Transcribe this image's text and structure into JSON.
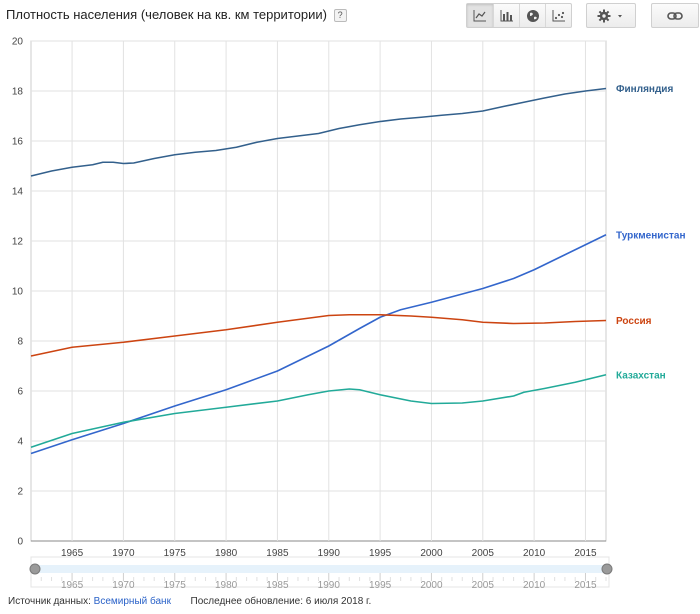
{
  "header": {
    "title": "Плотность населения (человек на кв. км территории)",
    "help_label": "?"
  },
  "toolbar": {
    "chart_types": [
      {
        "icon": "line-chart-icon",
        "active": true
      },
      {
        "icon": "bar-chart-icon",
        "active": false
      },
      {
        "icon": "globe-map-icon",
        "active": false
      },
      {
        "icon": "scatter-chart-icon",
        "active": false
      }
    ],
    "settings_icon": "gear-icon",
    "link_icon": "link-icon"
  },
  "footer": {
    "source_label": "Источник данных:",
    "source_link": "Всемирный банк",
    "updated": "Последнее обновление: 6 июля 2018 г."
  },
  "chart_data": {
    "type": "line",
    "xlim": [
      1961,
      2017
    ],
    "ylim": [
      0,
      20
    ],
    "y_ticks": [
      0,
      2,
      4,
      6,
      8,
      10,
      12,
      14,
      16,
      18,
      20
    ],
    "x_ticks": [
      1965,
      1970,
      1975,
      1980,
      1985,
      1990,
      1995,
      2000,
      2005,
      2010,
      2015
    ],
    "grid": true,
    "legend": "right-end labels",
    "series": [
      {
        "name": "Финляндия",
        "color": "#33608c",
        "points": [
          [
            1961,
            14.6
          ],
          [
            1963,
            14.8
          ],
          [
            1965,
            14.95
          ],
          [
            1967,
            15.05
          ],
          [
            1968,
            15.15
          ],
          [
            1969,
            15.15
          ],
          [
            1970,
            15.1
          ],
          [
            1971,
            15.12
          ],
          [
            1973,
            15.3
          ],
          [
            1975,
            15.45
          ],
          [
            1977,
            15.55
          ],
          [
            1979,
            15.62
          ],
          [
            1981,
            15.75
          ],
          [
            1983,
            15.95
          ],
          [
            1985,
            16.1
          ],
          [
            1987,
            16.2
          ],
          [
            1989,
            16.3
          ],
          [
            1991,
            16.5
          ],
          [
            1993,
            16.65
          ],
          [
            1995,
            16.78
          ],
          [
            1997,
            16.88
          ],
          [
            1999,
            16.95
          ],
          [
            2001,
            17.03
          ],
          [
            2003,
            17.1
          ],
          [
            2005,
            17.2
          ],
          [
            2007,
            17.38
          ],
          [
            2009,
            17.55
          ],
          [
            2011,
            17.72
          ],
          [
            2013,
            17.88
          ],
          [
            2015,
            18.0
          ],
          [
            2017,
            18.1
          ]
        ]
      },
      {
        "name": "Туркменистан",
        "color": "#3366cc",
        "points": [
          [
            1961,
            3.5
          ],
          [
            1965,
            4.05
          ],
          [
            1970,
            4.7
          ],
          [
            1975,
            5.4
          ],
          [
            1980,
            6.05
          ],
          [
            1985,
            6.8
          ],
          [
            1990,
            7.8
          ],
          [
            1993,
            8.5
          ],
          [
            1995,
            8.95
          ],
          [
            1997,
            9.25
          ],
          [
            2000,
            9.55
          ],
          [
            2005,
            10.1
          ],
          [
            2008,
            10.5
          ],
          [
            2010,
            10.85
          ],
          [
            2013,
            11.45
          ],
          [
            2015,
            11.85
          ],
          [
            2017,
            12.25
          ]
        ]
      },
      {
        "name": "Россия",
        "color": "#cc4411",
        "points": [
          [
            1961,
            7.4
          ],
          [
            1965,
            7.75
          ],
          [
            1970,
            7.95
          ],
          [
            1975,
            8.2
          ],
          [
            1980,
            8.45
          ],
          [
            1985,
            8.75
          ],
          [
            1990,
            9.02
          ],
          [
            1992,
            9.05
          ],
          [
            1995,
            9.05
          ],
          [
            1998,
            9.0
          ],
          [
            2000,
            8.95
          ],
          [
            2003,
            8.85
          ],
          [
            2005,
            8.75
          ],
          [
            2008,
            8.7
          ],
          [
            2011,
            8.72
          ],
          [
            2014,
            8.78
          ],
          [
            2017,
            8.82
          ]
        ]
      },
      {
        "name": "Казахстан",
        "color": "#22aa99",
        "points": [
          [
            1961,
            3.75
          ],
          [
            1965,
            4.3
          ],
          [
            1970,
            4.75
          ],
          [
            1975,
            5.1
          ],
          [
            1980,
            5.35
          ],
          [
            1985,
            5.6
          ],
          [
            1988,
            5.85
          ],
          [
            1990,
            6.0
          ],
          [
            1992,
            6.08
          ],
          [
            1993,
            6.05
          ],
          [
            1995,
            5.85
          ],
          [
            1998,
            5.6
          ],
          [
            2000,
            5.5
          ],
          [
            2003,
            5.52
          ],
          [
            2005,
            5.6
          ],
          [
            2008,
            5.8
          ],
          [
            2009,
            5.95
          ],
          [
            2011,
            6.1
          ],
          [
            2014,
            6.35
          ],
          [
            2017,
            6.65
          ]
        ]
      }
    ]
  }
}
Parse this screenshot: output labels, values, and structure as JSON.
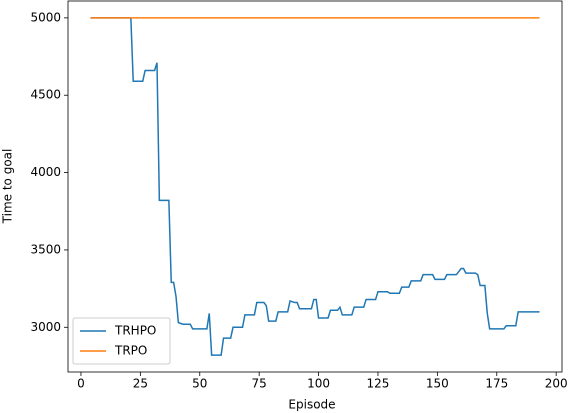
{
  "chart_data": {
    "type": "line",
    "x_label": "Episode",
    "y_label": "Time to goal",
    "xlim": [
      -5.45,
      202.45
    ],
    "ylim": [
      2711,
      5109
    ],
    "xticks": [
      0,
      25,
      50,
      75,
      100,
      125,
      150,
      175,
      200
    ],
    "yticks": [
      3000,
      3500,
      4000,
      4500,
      5000
    ],
    "legend": "lower left",
    "grid": false,
    "series": [
      {
        "name": "TRHPO",
        "color": "#1f77b4",
        "x": [
          4,
          21,
          22,
          26,
          27,
          31,
          32,
          33,
          37,
          38,
          39,
          40,
          41,
          43,
          46,
          47,
          53,
          54,
          55,
          59,
          60,
          63,
          64,
          68,
          69,
          73,
          74,
          77,
          78,
          79,
          82,
          83,
          87,
          88,
          90,
          91,
          92,
          97,
          98,
          99,
          100,
          104,
          105,
          108,
          109,
          110,
          114,
          115,
          119,
          120,
          124,
          125,
          129,
          130,
          134,
          135,
          138,
          139,
          143,
          144,
          148,
          149,
          153,
          154,
          158,
          160,
          161,
          162,
          166,
          167,
          168,
          170,
          171,
          172,
          178,
          179,
          183,
          184,
          193
        ],
        "values": [
          5000,
          5000,
          4590,
          4590,
          4660,
          4660,
          4710,
          3820,
          3820,
          3290,
          3290,
          3200,
          3030,
          3020,
          3020,
          2990,
          2990,
          3090,
          2820,
          2820,
          2930,
          2930,
          3000,
          3000,
          3080,
          3080,
          3160,
          3160,
          3140,
          3040,
          3040,
          3100,
          3100,
          3170,
          3160,
          3160,
          3120,
          3120,
          3180,
          3180,
          3060,
          3060,
          3110,
          3110,
          3130,
          3080,
          3080,
          3130,
          3130,
          3180,
          3180,
          3230,
          3230,
          3220,
          3220,
          3260,
          3260,
          3300,
          3300,
          3340,
          3340,
          3310,
          3310,
          3340,
          3340,
          3380,
          3380,
          3350,
          3350,
          3340,
          3270,
          3270,
          3090,
          2990,
          2990,
          3010,
          3010,
          3100,
          3100
        ]
      },
      {
        "name": "TRPO",
        "color": "#ff7f0e",
        "x": [
          4,
          193
        ],
        "values": [
          5000,
          5000
        ]
      }
    ]
  }
}
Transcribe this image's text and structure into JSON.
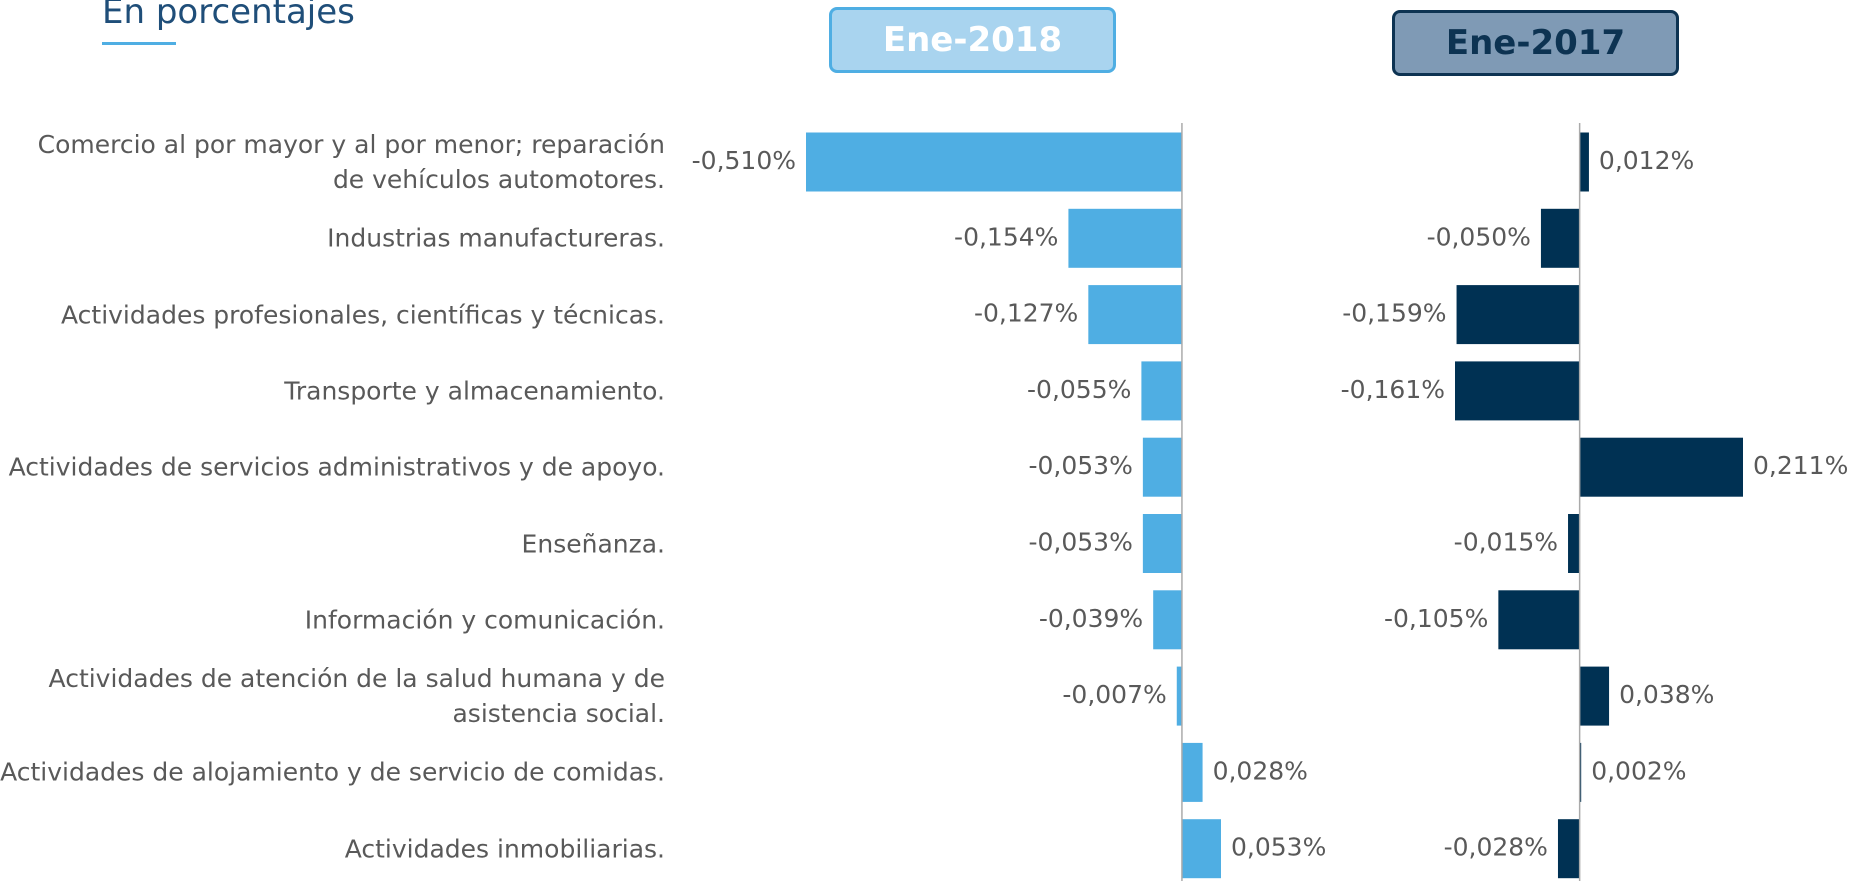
{
  "subtitle": "En porcentajes",
  "chart_data": [
    {
      "type": "bar",
      "title": "Ene-2018",
      "orientation": "horizontal",
      "color": "#4faee3",
      "categories": [
        "Comercio al por mayor y al por menor; reparación de vehículos automotores.",
        "Industrias manufactureras.",
        "Actividades profesionales, científicas y técnicas.",
        "Transporte y almacenamiento.",
        "Actividades de servicios administrativos y de apoyo.",
        "Enseñanza.",
        "Información y comunicación.",
        "Actividades de atención de la salud humana y de asistencia social.",
        "Actividades de alojamiento y de servicio de comidas.",
        "Actividades inmobiliarias."
      ],
      "values": [
        -0.51,
        -0.154,
        -0.127,
        -0.055,
        -0.053,
        -0.053,
        -0.039,
        -0.007,
        0.028,
        0.053
      ],
      "value_labels": [
        "-0,510%",
        "-0,154%",
        "-0,127%",
        "-0,055%",
        "-0,053%",
        "-0,053%",
        "-0,039%",
        "-0,007%",
        "0,028%",
        "0,053%"
      ],
      "xlim": [
        -0.51,
        0.053
      ]
    },
    {
      "type": "bar",
      "title": "Ene-2017",
      "orientation": "horizontal",
      "color": "#003153",
      "values": [
        0.012,
        -0.05,
        -0.159,
        -0.161,
        0.211,
        -0.015,
        -0.105,
        0.038,
        0.002,
        -0.028
      ],
      "value_labels": [
        "0,012%",
        "-0,050%",
        "-0,159%",
        "-0,161%",
        "0,211%",
        "-0,015%",
        "-0,105%",
        "0,038%",
        "0,002%",
        "-0,028%"
      ],
      "xlim": [
        -0.161,
        0.211
      ]
    }
  ]
}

^^^^^^^^^^^^^^^^

## To be done
Using the records above, copy every line that has the word "color" in it.

## Correct response
        "color": "#33608c",
        "color": "#3366cc",
        "color": "#cc4411",
        "color": "#22aa99",
        "color": "#1f77b4",
        "color": "#ff7f0e",
      "color": "#4faee3",
      "color": "#003153",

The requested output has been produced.